## Excerpted data
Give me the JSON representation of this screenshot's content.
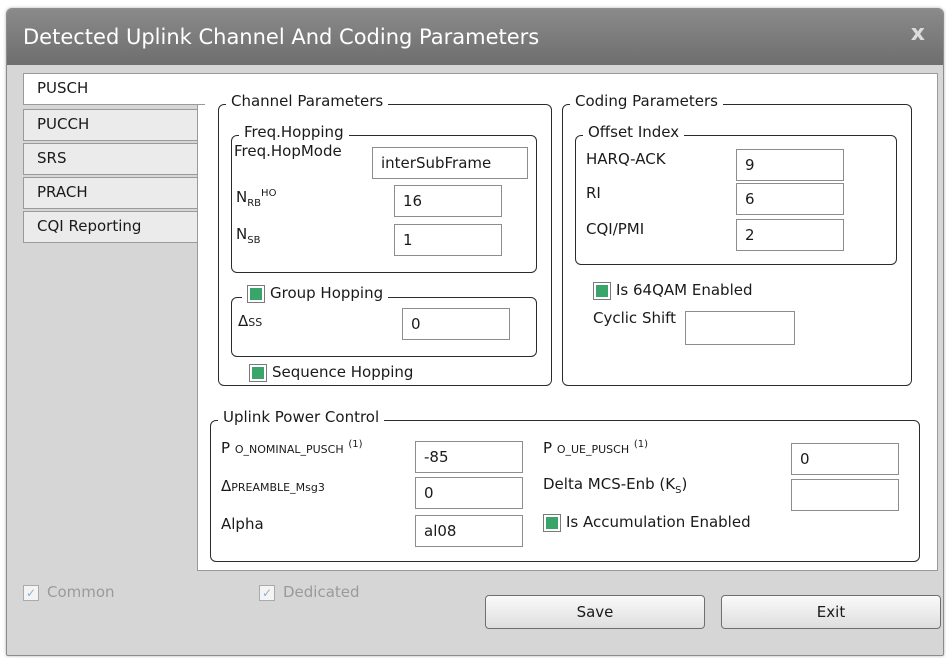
{
  "window": {
    "title": "Detected Uplink Channel And Coding Parameters",
    "close_glyph": "x"
  },
  "tabs": [
    {
      "label": "PUSCH"
    },
    {
      "label": "PUCCH"
    },
    {
      "label": "SRS"
    },
    {
      "label": "PRACH"
    },
    {
      "label": "CQI Reporting"
    }
  ],
  "channel": {
    "legend": "Channel Parameters",
    "freq_hopping": {
      "legend": "Freq.Hopping",
      "hop_mode_label": "Freq.HopMode",
      "hop_mode_value": "interSubFrame",
      "nrb_label_main": "N",
      "nrb_label_sub": "RB",
      "nrb_label_sup": "HO",
      "nrb_value": "16",
      "nsb_label_main": "N",
      "nsb_label_sub": "SB",
      "nsb_value": "1"
    },
    "group_hopping": {
      "label": "Group Hopping",
      "delta_main": "Δ",
      "delta_sub": "SS",
      "delta_value": "0"
    },
    "sequence_hopping_label": "Sequence Hopping"
  },
  "coding": {
    "legend": "Coding Parameters",
    "offset": {
      "legend": "Offset Index",
      "harq_label": "HARQ-ACK",
      "harq_value": "9",
      "ri_label": "RI",
      "ri_value": "6",
      "cqi_label": "CQI/PMI",
      "cqi_value": "2"
    },
    "qam_label": "Is 64QAM Enabled",
    "cyclic_shift_label": "Cyclic Shift",
    "cyclic_shift_value": ""
  },
  "power": {
    "legend": "Uplink Power Control",
    "p_nominal_main": "P",
    "p_nominal_sub": "O_NOMINAL_PUSCH",
    "p_nominal_sup": "(1)",
    "p_nominal_value": "-85",
    "delta_preamble_main": "Δ",
    "delta_preamble_sub": "PREAMBLE_Msg3",
    "delta_preamble_value": "0",
    "alpha_label": "Alpha",
    "alpha_value": "al08",
    "p_ue_main": "P",
    "p_ue_sub": "O_UE_PUSCH",
    "p_ue_sup": "(1)",
    "p_ue_value": "0",
    "delta_mcs_label": "Delta MCS-Enb (K",
    "delta_mcs_sub": "S",
    "delta_mcs_close": ")",
    "delta_mcs_value": "",
    "accumulation_label": "Is Accumulation Enabled"
  },
  "footer": {
    "common_label": "Common",
    "dedicated_label": "Dedicated",
    "check_glyph": "✓",
    "save_label": "Save",
    "exit_label": "Exit"
  },
  "colors": {
    "titlebar": "#7a7a7a",
    "check_green": "#3aa56b",
    "window_bg": "#d6d6d6"
  }
}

## Aim
Give back the entries verbatim. Do not include any picture.

## Complete output
Give me the JSON representation of this screenshot's content.
{
  "window": {
    "title": "Detected Uplink Channel And Coding Parameters",
    "close_glyph": "x"
  },
  "tabs": [
    {
      "label": "PUSCH"
    },
    {
      "label": "PUCCH"
    },
    {
      "label": "SRS"
    },
    {
      "label": "PRACH"
    },
    {
      "label": "CQI Reporting"
    }
  ],
  "channel": {
    "legend": "Channel Parameters",
    "freq_hopping": {
      "legend": "Freq.Hopping",
      "hop_mode_label": "Freq.HopMode",
      "hop_mode_value": "interSubFrame",
      "nrb_label_main": "N",
      "nrb_label_sub": "RB",
      "nrb_label_sup": "HO",
      "nrb_value": "16",
      "nsb_label_main": "N",
      "nsb_label_sub": "SB",
      "nsb_value": "1"
    },
    "group_hopping": {
      "label": "Group Hopping",
      "delta_main": "Δ",
      "delta_sub": "SS",
      "delta_value": "0"
    },
    "sequence_hopping_label": "Sequence Hopping"
  },
  "coding": {
    "legend": "Coding Parameters",
    "offset": {
      "legend": "Offset Index",
      "harq_label": "HARQ-ACK",
      "harq_value": "9",
      "ri_label": "RI",
      "ri_value": "6",
      "cqi_label": "CQI/PMI",
      "cqi_value": "2"
    },
    "qam_label": "Is 64QAM Enabled",
    "cyclic_shift_label": "Cyclic Shift",
    "cyclic_shift_value": ""
  },
  "power": {
    "legend": "Uplink Power Control",
    "p_nominal_main": "P",
    "p_nominal_sub": "O_NOMINAL_PUSCH",
    "p_nominal_sup": "(1)",
    "p_nominal_value": "-85",
    "delta_preamble_main": "Δ",
    "delta_preamble_sub": "PREAMBLE_Msg3",
    "delta_preamble_value": "0",
    "alpha_label": "Alpha",
    "alpha_value": "al08",
    "p_ue_main": "P",
    "p_ue_sub": "O_UE_PUSCH",
    "p_ue_sup": "(1)",
    "p_ue_value": "0",
    "delta_mcs_label": "Delta MCS-Enb (K",
    "delta_mcs_sub": "S",
    "delta_mcs_close": ")",
    "delta_mcs_value": "",
    "accumulation_label": "Is Accumulation Enabled"
  },
  "footer": {
    "common_label": "Common",
    "dedicated_label": "Dedicated",
    "check_glyph": "✓",
    "save_label": "Save",
    "exit_label": "Exit"
  },
  "colors": {
    "titlebar": "#7a7a7a",
    "check_green": "#3aa56b",
    "window_bg": "#d6d6d6"
  }
}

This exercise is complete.